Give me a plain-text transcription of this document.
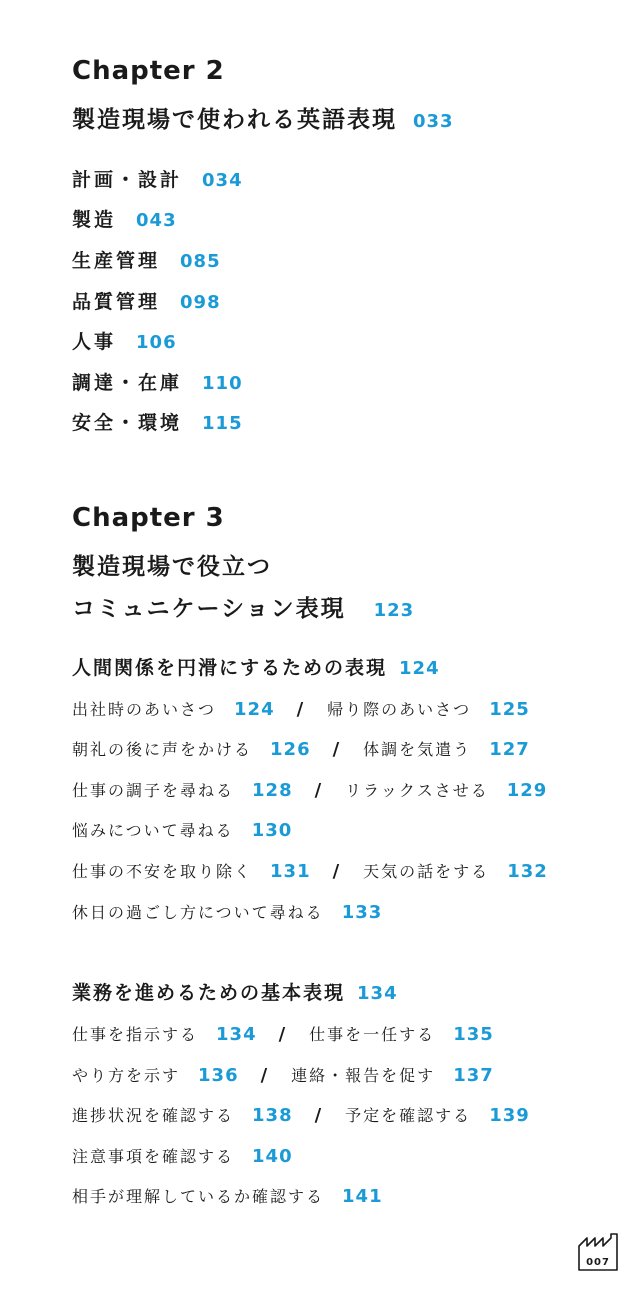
Chapter 2
製造現場で使われる英語表現 033
計画・設計 034
製造 043
生産管理 085
品質管理 098
人事 106
調達・在庫 110
安全・環境 115
Chapter 3
製造現場で役立つ
コミュニケーション表現 123
人間関係を円滑にするための表現 124
出社時のあいさつ 124 / 帰り際のあいさつ 125
朝礼の後に声をかける 126 / 体調を気遣う 127
仕事の調子を尋ねる 128 / リラックスさせる 129
悩みについて尋ねる 130
仕事の不安を取り除く 131 / 天気の話をする 132
休日の過ごし方について尋ねる 133
業務を進めるための基本表現 134
仕事を指示する 134 / 仕事を一任する 135
やり方を示す 136 / 連絡・報告を促す 137
進捗状況を確認する 138 / 予定を確認する 139
注意事項を確認する 140
相手が理解しているか確認する 141
007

■ **Prompt**:
Make an exact copy of the records shown above, without the pictures.

■ **Exercise response**:
Give me a plain-text transcription of this document.
Chapter 2
製造現場で使われる英語表現 033
計画・設計 034
製造 043
生産管理 085
品質管理 098
人事 106
調達・在庫 110
安全・環境 115
Chapter 3
製造現場で役立つ
コミュニケーション表現 123
人間関係を円滑にするための表現 124
出社時のあいさつ 124 / 帰り際のあいさつ 125
朝礼の後に声をかける 126 / 体調を気遣う 127
仕事の調子を尋ねる 128 / リラックスさせる 129
悩みについて尋ねる 130
仕事の不安を取り除く 131 / 天気の話をする 132
休日の過ごし方について尋ねる 133
業務を進めるための基本表現 134
仕事を指示する 134 / 仕事を一任する 135
やり方を示す 136 / 連絡・報告を促す 137
進捗状況を確認する 138 / 予定を確認する 139
注意事項を確認する 140
相手が理解しているか確認する 141
007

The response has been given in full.